Problem description |
Set down the full listing exactly, character for character.

Records supplied |
====
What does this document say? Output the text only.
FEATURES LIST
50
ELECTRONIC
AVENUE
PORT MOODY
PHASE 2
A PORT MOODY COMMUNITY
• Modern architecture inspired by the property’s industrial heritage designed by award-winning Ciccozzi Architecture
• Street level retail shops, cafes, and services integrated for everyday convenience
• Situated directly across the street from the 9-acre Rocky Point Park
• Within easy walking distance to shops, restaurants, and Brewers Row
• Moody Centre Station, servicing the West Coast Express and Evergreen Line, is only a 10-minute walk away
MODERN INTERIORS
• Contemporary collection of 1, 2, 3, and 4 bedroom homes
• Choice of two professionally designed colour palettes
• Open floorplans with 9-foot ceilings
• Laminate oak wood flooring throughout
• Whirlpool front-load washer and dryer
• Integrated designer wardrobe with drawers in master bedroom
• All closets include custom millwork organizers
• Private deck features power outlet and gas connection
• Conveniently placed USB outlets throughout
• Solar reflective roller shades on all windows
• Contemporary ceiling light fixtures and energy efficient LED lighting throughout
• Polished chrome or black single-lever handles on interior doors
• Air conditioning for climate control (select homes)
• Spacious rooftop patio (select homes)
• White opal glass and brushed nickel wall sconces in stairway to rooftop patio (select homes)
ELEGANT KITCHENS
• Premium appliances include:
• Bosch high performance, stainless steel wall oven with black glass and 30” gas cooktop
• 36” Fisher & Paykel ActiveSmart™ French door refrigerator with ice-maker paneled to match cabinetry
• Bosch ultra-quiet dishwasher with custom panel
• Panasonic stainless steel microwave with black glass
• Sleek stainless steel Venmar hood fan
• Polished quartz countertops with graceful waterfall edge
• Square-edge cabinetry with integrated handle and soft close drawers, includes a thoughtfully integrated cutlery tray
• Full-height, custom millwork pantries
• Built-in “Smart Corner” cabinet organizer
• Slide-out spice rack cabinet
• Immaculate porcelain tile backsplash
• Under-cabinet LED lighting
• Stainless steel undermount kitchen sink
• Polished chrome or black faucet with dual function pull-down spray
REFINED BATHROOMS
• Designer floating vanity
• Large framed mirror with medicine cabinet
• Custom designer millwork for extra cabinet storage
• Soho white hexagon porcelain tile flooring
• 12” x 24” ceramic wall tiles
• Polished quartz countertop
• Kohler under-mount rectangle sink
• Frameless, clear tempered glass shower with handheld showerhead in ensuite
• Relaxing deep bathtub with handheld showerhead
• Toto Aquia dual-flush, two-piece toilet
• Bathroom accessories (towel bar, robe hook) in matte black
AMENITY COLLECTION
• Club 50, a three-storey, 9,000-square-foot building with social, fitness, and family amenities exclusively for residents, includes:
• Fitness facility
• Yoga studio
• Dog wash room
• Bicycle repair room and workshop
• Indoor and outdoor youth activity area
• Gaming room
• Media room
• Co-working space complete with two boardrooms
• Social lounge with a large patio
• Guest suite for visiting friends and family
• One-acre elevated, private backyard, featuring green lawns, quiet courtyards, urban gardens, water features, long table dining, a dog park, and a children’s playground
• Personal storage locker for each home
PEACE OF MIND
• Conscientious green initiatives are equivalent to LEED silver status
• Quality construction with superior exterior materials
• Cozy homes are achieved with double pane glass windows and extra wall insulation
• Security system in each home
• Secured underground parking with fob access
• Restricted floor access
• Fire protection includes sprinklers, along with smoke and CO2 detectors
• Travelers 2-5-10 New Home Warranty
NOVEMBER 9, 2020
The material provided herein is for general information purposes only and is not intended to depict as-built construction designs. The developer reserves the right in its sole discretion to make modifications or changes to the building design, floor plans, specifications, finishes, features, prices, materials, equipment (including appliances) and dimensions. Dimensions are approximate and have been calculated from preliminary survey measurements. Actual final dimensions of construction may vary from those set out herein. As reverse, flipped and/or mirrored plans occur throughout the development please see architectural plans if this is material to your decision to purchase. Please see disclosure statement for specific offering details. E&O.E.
====
Result for this exercise |
What does this document say? Output the text only.
FEATURES LIST
50
ELECTRONIC
AVENUE
PORT MOODY
PHASE 2
A PORT MOODY COMMUNITY
• Modern architecture inspired by the property’s industrial heritage designed by award-winning Ciccozzi Architecture
• Street level retail shops, cafes, and services integrated for everyday convenience
• Situated directly across the street from the 9-acre Rocky Point Park
• Within easy walking distance to shops, restaurants, and Brewers Row
• Moody Centre Station, servicing the West Coast Express and Evergreen Line, is only a 10-minute walk away
MODERN INTERIORS
• Contemporary collection of 1, 2, 3, and 4 bedroom homes
• Choice of two professionally designed colour palettes
• Open floorplans with 9-foot ceilings
• Laminate oak wood flooring throughout
• Whirlpool front-load washer and dryer
• Integrated designer wardrobe with drawers in master bedroom
• All closets include custom millwork organizers
• Private deck features power outlet and gas connection
• Conveniently placed USB outlets throughout
• Solar reflective roller shades on all windows
• Contemporary ceiling light fixtures and energy efficient LED lighting throughout
• Polished chrome or black single-lever handles on interior doors
• Air conditioning for climate control (select homes)
• Spacious rooftop patio (select homes)
• White opal glass and brushed nickel wall sconces in stairway to rooftop patio (select homes)
ELEGANT KITCHENS
• Premium appliances include:
• Bosch high performance, stainless steel wall oven with black glass and 30” gas cooktop
• 36” Fisher & Paykel ActiveSmart™ French door refrigerator with ice-maker paneled to match cabinetry
• Bosch ultra-quiet dishwasher with custom panel
• Panasonic stainless steel microwave with black glass
• Sleek stainless steel Venmar hood fan
• Polished quartz countertops with graceful waterfall edge
• Square-edge cabinetry with integrated handle and soft close drawers, includes a thoughtfully integrated cutlery tray
• Full-height, custom millwork pantries
• Built-in “Smart Corner” cabinet organizer
• Slide-out spice rack cabinet
• Immaculate porcelain tile backsplash
• Under-cabinet LED lighting
• Stainless steel undermount kitchen sink
• Polished chrome or black faucet with dual function pull-down spray
REFINED BATHROOMS
• Designer floating vanity
• Large framed mirror with medicine cabinet
• Custom designer millwork for extra cabinet storage
• Soho white hexagon porcelain tile flooring
• 12” x 24” ceramic wall tiles
• Polished quartz countertop
• Kohler under-mount rectangle sink
• Frameless, clear tempered glass shower with handheld showerhead in ensuite
• Relaxing deep bathtub with handheld showerhead
• Toto Aquia dual-flush, two-piece toilet
• Bathroom accessories (towel bar, robe hook) in matte black
AMENITY COLLECTION
• Club 50, a three-storey, 9,000-square-foot building with social, fitness, and family amenities exclusively for residents, includes:
• Fitness facility
• Yoga studio
• Dog wash room
• Bicycle repair room and workshop
• Indoor and outdoor youth activity area
• Gaming room
• Media room
• Co-working space complete with two boardrooms
• Social lounge with a large patio
• Guest suite for visiting friends and family
• One-acre elevated, private backyard, featuring green lawns, quiet courtyards, urban gardens, water features, long table dining, a dog park, and a children’s playground
• Personal storage locker for each home
PEACE OF MIND
• Conscientious green initiatives are equivalent to LEED silver status
• Quality construction with superior exterior materials
• Cozy homes are achieved with double pane glass windows and extra wall insulation
• Security system in each home
• Secured underground parking with fob access
• Restricted floor access
• Fire protection includes sprinklers, along with smoke and CO2 detectors
• Travelers 2-5-10 New Home Warranty
NOVEMBER 9, 2020
The material provided herein is for general information purposes only and is not intended to depict as-built construction designs. The developer reserves the right in its sole discretion to make modifications or changes to the building design, floor plans, specifications, finishes, features, prices, materials, equipment (including appliances) and dimensions. Dimensions are approximate and have been calculated from preliminary survey measurements. Actual final dimensions of construction may vary from those set out herein. As reverse, flipped and/or mirrored plans occur throughout the development please see architectural plans if this is material to your decision to purchase. Please see disclosure statement for specific offering details. E&O.E.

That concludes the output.